BRIEF. Would you transcribe all of the data exactly, down to the last character?

THE INPUT.
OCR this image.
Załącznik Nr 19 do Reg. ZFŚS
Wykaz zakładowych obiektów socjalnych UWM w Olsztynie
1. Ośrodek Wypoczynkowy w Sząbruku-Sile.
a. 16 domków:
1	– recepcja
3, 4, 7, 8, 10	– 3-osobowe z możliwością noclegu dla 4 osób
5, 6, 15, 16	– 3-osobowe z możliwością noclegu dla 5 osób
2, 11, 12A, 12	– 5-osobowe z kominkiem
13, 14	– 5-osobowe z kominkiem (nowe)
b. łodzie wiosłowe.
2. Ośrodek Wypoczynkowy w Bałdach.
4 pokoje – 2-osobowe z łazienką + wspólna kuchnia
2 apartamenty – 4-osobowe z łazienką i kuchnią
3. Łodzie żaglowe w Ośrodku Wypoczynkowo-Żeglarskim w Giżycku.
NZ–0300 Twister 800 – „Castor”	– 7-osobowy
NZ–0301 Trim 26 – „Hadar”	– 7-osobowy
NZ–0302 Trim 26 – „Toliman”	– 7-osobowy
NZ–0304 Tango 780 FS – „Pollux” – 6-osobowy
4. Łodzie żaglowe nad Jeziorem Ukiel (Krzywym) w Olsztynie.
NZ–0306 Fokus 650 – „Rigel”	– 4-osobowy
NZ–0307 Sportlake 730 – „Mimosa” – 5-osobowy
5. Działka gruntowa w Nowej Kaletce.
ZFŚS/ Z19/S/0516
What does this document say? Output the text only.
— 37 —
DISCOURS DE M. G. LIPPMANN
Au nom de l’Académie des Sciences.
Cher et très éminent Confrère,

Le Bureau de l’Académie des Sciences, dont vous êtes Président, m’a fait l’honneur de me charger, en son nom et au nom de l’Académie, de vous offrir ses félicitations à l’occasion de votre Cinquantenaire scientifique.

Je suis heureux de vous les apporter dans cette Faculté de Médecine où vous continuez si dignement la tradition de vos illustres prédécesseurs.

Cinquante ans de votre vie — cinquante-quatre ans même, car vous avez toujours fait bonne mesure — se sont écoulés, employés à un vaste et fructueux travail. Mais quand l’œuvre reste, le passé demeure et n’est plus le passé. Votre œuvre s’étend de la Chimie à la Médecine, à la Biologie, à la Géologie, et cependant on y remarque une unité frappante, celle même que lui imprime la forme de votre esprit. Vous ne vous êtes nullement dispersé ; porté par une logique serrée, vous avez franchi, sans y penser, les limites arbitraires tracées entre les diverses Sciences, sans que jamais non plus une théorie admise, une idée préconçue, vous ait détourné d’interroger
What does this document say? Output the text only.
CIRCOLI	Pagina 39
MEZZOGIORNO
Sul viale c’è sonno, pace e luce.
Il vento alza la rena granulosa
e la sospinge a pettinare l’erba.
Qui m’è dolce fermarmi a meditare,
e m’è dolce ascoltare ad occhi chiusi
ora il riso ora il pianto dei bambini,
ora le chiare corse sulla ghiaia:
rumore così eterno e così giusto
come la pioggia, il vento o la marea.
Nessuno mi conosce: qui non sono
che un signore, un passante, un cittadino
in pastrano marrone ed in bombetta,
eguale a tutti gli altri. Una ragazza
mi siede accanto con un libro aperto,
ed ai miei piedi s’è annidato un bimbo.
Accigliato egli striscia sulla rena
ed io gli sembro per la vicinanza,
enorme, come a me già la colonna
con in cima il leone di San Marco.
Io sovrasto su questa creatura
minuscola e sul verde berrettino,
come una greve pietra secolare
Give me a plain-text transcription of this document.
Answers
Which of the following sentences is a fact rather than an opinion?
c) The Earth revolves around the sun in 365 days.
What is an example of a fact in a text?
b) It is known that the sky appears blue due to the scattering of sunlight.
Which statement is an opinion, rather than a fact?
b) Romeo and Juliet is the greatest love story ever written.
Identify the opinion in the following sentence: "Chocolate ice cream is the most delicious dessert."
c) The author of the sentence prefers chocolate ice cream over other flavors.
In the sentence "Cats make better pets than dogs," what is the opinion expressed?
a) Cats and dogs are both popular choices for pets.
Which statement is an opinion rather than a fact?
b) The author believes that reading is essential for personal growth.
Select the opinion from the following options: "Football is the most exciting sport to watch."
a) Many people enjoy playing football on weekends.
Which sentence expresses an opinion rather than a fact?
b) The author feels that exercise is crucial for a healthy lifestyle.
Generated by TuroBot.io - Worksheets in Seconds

ANSWER FOR THIS EXERCISE.
OCR this image.
Załącznik Nr 19 do Reg. ZFŚS
Wykaz zakładowych obiektów socjalnych UWM w Olsztynie
1. Ośrodek Wypoczynkowy w Sząbruku-Sile.
a. 16 domków:
1	– recepcja
3, 4, 7, 8, 10	– 3-osobowe z możliwością noclegu dla 4 osób
5, 6, 15, 16	– 3-osobowe z możliwością noclegu dla 5 osób
2, 11, 12A, 12	– 5-osobowe z kominkiem
13, 14	– 5-osobowe z kominkiem (nowe)
b. łodzie wiosłowe.
2. Ośrodek Wypoczynkowy w Bałdach.
4 pokoje – 2-osobowe z łazienką + wspólna kuchnia
2 apartamenty – 4-osobowe z łazienką i kuchnią
3. Łodzie żaglowe w Ośrodku Wypoczynkowo-Żeglarskim w Giżycku.
NZ–0300 Twister 800 – „Castor”	– 7-osobowy
NZ–0301 Trim 26 – „Hadar”	– 7-osobowy
NZ–0302 Trim 26 – „Toliman”	– 7-osobowy
NZ–0304 Tango 780 FS – „Pollux” – 6-osobowy
4. Łodzie żaglowe nad Jeziorem Ukiel (Krzywym) w Olsztynie.
NZ–0306 Fokus 650 – „Rigel”	– 4-osobowy
NZ–0307 Sportlake 730 – „Mimosa” – 5-osobowy
5. Działka gruntowa w Nowej Kaletce.
ZFŚS/ Z19/S/0516
What does this document say? Output the text only.
— 37 —
DISCOURS DE M. G. LIPPMANN
Au nom de l’Académie des Sciences.
Cher et très éminent Confrère,

Le Bureau de l’Académie des Sciences, dont vous êtes Président, m’a fait l’honneur de me charger, en son nom et au nom de l’Académie, de vous offrir ses félicitations à l’occasion de votre Cinquantenaire scientifique.

Je suis heureux de vous les apporter dans cette Faculté de Médecine où vous continuez si dignement la tradition de vos illustres prédécesseurs.

Cinquante ans de votre vie — cinquante-quatre ans même, car vous avez toujours fait bonne mesure — se sont écoulés, employés à un vaste et fructueux travail. Mais quand l’œuvre reste, le passé demeure et n’est plus le passé. Votre œuvre s’étend de la Chimie à la Médecine, à la Biologie, à la Géologie, et cependant on y remarque une unité frappante, celle même que lui imprime la forme de votre esprit. Vous ne vous êtes nullement dispersé ; porté par une logique serrée, vous avez franchi, sans y penser, les limites arbitraires tracées entre les diverses Sciences, sans que jamais non plus une théorie admise, une idée préconçue, vous ait détourné d’interroger
What does this document say? Output the text only.
CIRCOLI	Pagina 39
MEZZOGIORNO
Sul viale c’è sonno, pace e luce.
Il vento alza la rena granulosa
e la sospinge a pettinare l’erba.
Qui m’è dolce fermarmi a meditare,
e m’è dolce ascoltare ad occhi chiusi
ora il riso ora il pianto dei bambini,
ora le chiare corse sulla ghiaia:
rumore così eterno e così giusto
come la pioggia, il vento o la marea.
Nessuno mi conosce: qui non sono
che un signore, un passante, un cittadino
in pastrano marrone ed in bombetta,
eguale a tutti gli altri. Una ragazza
mi siede accanto con un libro aperto,
ed ai miei piedi s’è annidato un bimbo.
Accigliato egli striscia sulla rena
ed io gli sembro per la vicinanza,
enorme, come a me già la colonna
con in cima il leone di San Marco.
Io sovrasto su questa creatura
minuscola e sul verde berrettino,
come una greve pietra secolare
Give me a plain-text transcription of this document.
Answers
Which of the following sentences is a fact rather than an opinion?
c) The Earth revolves around the sun in 365 days.
What is an example of a fact in a text?
b) It is known that the sky appears blue due to the scattering of sunlight.
Which statement is an opinion, rather than a fact?
b) Romeo and Juliet is the greatest love story ever written.
Identify the opinion in the following sentence: "Chocolate ice cream is the most delicious dessert."
c) The author of the sentence prefers chocolate ice cream over other flavors.
In the sentence "Cats make better pets than dogs," what is the opinion expressed?
a) Cats and dogs are both popular choices for pets.
Which statement is an opinion rather than a fact?
b) The author believes that reading is essential for personal growth.
Select the opinion from the following options: "Football is the most exciting sport to watch."
a) Many people enjoy playing football on weekends.
Which sentence expresses an opinion rather than a fact?
b) The author feels that exercise is crucial for a healthy lifestyle.
Generated by TuroBot.io - Worksheets in Seconds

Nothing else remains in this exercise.